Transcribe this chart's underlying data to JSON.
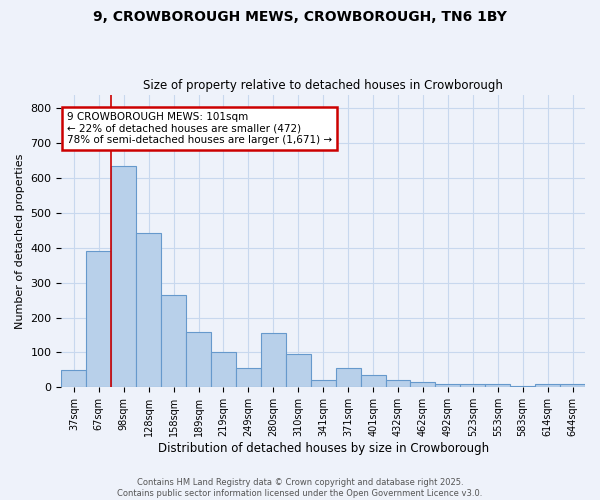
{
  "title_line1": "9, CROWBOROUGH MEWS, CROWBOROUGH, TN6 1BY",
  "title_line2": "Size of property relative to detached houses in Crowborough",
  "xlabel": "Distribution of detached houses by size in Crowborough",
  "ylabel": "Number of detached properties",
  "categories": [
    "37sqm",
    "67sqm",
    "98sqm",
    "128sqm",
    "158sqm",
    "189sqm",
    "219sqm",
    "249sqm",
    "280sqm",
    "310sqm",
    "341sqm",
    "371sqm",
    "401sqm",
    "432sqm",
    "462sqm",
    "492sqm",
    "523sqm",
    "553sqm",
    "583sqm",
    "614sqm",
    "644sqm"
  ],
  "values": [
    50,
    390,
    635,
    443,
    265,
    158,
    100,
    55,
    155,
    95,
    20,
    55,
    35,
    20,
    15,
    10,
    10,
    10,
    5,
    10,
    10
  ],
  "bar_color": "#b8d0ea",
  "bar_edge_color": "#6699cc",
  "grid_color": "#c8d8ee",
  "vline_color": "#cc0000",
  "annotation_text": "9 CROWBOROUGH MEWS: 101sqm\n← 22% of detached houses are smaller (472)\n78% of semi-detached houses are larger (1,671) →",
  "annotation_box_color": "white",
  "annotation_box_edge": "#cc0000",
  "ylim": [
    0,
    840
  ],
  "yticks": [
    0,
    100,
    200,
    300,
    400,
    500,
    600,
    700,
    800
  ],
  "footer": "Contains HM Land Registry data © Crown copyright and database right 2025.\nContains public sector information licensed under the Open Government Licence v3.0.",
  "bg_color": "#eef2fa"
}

--------------------

== DO THIS ==
In the material above, show every line where the word "data" turns up.

== FINAL RESULT ==
Transcribe this chart's underlying data to JSON.
  "footer": "Contains HM Land Registry data © Crown copyright and database right 2025.\nContains public sector information licensed under the Open Government Licence v3.0.",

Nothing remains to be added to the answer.